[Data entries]
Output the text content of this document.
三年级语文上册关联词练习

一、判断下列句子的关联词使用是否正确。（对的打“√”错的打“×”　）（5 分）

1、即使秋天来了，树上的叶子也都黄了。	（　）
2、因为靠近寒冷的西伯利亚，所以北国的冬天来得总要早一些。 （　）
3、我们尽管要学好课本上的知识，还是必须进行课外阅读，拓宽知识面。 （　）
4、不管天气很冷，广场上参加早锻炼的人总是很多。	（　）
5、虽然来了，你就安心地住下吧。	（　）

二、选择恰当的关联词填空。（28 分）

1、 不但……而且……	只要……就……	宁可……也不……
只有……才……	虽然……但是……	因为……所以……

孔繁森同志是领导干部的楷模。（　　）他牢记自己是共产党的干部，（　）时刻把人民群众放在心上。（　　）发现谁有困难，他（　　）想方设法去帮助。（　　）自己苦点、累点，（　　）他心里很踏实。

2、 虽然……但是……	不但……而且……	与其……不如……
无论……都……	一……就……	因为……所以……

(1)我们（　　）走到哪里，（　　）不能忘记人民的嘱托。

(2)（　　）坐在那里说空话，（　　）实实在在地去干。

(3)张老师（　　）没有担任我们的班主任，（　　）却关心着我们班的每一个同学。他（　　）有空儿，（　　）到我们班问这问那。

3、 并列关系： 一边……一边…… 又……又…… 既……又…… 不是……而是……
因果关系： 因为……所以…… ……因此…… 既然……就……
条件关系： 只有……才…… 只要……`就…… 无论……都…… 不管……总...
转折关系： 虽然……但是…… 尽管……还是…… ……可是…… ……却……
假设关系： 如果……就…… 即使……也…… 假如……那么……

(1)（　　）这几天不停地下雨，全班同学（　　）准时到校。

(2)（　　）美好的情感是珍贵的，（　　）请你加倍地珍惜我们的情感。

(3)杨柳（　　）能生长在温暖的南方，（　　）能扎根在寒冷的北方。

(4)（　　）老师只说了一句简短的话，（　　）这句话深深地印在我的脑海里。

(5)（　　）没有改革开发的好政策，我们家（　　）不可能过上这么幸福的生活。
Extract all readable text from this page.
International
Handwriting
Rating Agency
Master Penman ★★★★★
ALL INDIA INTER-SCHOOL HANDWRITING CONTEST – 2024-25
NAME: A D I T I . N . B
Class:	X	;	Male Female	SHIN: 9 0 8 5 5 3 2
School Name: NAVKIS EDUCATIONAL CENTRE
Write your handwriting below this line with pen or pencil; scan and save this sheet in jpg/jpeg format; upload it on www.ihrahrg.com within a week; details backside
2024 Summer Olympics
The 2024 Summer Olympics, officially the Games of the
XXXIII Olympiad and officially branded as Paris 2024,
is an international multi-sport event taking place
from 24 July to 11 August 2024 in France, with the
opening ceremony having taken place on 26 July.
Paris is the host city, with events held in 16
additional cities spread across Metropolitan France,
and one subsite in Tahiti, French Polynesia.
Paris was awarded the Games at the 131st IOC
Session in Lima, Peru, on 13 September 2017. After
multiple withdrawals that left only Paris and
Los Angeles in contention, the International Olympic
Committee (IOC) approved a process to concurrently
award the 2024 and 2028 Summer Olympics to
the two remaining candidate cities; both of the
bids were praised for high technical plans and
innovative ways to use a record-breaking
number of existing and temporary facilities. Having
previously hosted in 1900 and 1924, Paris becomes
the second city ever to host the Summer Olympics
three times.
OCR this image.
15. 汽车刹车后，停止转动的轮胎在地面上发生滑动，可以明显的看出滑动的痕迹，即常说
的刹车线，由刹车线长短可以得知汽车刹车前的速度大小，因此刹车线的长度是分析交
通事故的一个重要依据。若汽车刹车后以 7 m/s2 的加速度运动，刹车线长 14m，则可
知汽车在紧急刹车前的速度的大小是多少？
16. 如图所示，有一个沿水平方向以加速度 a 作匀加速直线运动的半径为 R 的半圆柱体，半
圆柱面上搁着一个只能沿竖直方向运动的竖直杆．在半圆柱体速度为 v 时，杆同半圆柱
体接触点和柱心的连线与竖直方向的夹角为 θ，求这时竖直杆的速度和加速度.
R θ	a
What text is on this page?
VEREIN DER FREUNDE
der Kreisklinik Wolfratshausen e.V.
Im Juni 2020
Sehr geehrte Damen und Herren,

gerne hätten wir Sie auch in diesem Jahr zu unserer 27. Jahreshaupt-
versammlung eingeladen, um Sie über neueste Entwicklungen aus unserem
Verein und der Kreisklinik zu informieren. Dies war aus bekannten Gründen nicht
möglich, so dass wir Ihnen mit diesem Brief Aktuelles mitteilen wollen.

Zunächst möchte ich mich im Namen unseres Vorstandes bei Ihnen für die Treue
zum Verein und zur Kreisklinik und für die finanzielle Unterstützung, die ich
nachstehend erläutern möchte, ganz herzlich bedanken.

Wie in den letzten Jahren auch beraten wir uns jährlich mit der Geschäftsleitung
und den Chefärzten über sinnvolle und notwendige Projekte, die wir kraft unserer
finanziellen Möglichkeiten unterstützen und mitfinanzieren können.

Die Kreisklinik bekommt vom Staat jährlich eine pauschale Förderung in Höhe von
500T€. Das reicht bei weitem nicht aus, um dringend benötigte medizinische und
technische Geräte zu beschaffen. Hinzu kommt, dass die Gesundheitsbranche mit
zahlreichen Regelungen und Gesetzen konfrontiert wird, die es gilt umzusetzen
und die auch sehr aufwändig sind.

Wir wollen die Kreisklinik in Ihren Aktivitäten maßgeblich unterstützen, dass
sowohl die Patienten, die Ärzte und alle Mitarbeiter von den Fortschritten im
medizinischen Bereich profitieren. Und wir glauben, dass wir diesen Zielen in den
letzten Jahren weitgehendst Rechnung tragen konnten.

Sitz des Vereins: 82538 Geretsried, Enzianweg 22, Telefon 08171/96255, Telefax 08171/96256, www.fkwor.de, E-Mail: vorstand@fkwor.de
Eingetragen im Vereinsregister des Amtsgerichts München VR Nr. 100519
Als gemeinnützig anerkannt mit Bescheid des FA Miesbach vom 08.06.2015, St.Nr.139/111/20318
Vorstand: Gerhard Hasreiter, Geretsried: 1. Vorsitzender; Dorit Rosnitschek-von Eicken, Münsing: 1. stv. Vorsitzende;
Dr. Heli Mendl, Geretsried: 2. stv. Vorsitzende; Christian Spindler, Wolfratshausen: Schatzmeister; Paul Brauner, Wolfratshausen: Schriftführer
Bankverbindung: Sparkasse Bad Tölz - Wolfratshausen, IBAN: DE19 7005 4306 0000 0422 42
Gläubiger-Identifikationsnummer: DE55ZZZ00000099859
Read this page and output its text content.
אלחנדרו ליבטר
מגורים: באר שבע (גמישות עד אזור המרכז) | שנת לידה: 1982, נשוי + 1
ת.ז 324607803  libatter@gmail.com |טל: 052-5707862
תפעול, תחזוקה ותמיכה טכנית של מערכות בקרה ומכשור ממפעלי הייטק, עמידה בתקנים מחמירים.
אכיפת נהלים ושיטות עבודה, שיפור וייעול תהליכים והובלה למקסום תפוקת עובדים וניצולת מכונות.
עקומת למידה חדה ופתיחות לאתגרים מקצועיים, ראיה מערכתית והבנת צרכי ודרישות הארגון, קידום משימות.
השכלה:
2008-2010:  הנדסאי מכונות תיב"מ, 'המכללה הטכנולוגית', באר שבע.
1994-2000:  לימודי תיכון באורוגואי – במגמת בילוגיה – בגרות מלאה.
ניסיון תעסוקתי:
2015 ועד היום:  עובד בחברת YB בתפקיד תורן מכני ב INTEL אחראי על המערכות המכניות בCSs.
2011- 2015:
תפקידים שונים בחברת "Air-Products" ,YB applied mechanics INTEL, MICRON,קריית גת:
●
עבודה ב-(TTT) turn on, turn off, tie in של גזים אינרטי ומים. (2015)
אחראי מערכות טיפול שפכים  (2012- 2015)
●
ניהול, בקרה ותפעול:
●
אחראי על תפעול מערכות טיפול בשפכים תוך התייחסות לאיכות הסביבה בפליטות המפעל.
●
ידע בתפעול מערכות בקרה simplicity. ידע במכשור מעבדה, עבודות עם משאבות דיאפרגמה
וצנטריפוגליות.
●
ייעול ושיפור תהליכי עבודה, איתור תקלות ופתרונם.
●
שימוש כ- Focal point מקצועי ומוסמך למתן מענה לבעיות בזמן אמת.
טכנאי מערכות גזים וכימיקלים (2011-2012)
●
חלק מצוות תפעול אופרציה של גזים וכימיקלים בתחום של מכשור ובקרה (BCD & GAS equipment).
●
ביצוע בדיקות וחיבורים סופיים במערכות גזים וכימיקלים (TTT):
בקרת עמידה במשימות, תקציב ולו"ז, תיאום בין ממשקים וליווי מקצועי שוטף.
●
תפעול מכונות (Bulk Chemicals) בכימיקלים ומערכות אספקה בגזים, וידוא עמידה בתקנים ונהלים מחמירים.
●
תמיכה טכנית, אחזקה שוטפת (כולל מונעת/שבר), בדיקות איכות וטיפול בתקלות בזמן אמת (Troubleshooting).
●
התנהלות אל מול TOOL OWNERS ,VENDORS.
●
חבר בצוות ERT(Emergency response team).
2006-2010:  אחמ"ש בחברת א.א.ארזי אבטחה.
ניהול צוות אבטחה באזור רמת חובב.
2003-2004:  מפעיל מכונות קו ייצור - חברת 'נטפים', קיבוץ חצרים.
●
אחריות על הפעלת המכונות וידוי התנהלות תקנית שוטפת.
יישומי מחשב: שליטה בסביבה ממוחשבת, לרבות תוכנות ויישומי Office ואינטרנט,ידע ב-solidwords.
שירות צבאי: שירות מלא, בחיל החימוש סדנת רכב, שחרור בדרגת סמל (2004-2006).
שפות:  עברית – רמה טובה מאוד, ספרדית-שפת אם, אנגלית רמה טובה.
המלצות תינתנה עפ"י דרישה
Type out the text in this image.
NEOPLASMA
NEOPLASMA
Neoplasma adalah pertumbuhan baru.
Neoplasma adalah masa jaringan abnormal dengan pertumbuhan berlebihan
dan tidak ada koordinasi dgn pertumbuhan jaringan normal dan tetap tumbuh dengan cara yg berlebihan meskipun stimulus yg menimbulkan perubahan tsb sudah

# Instructions for the task
Write out exactly the lines of the entries above that run from the line containing "Type out the text in this image." through the last line, including both.

# Result of this task
Type out the text in this image.
NEOPLASMA
NEOPLASMA
Neoplasma adalah pertumbuhan baru.
Neoplasma adalah masa jaringan abnormal dengan pertumbuhan berlebihan
dan tidak ada koordinasi dgn pertumbuhan jaringan normal dan tetap tumbuh dengan cara yg berlebihan meskipun stimulus yg menimbulkan perubahan tsb sudah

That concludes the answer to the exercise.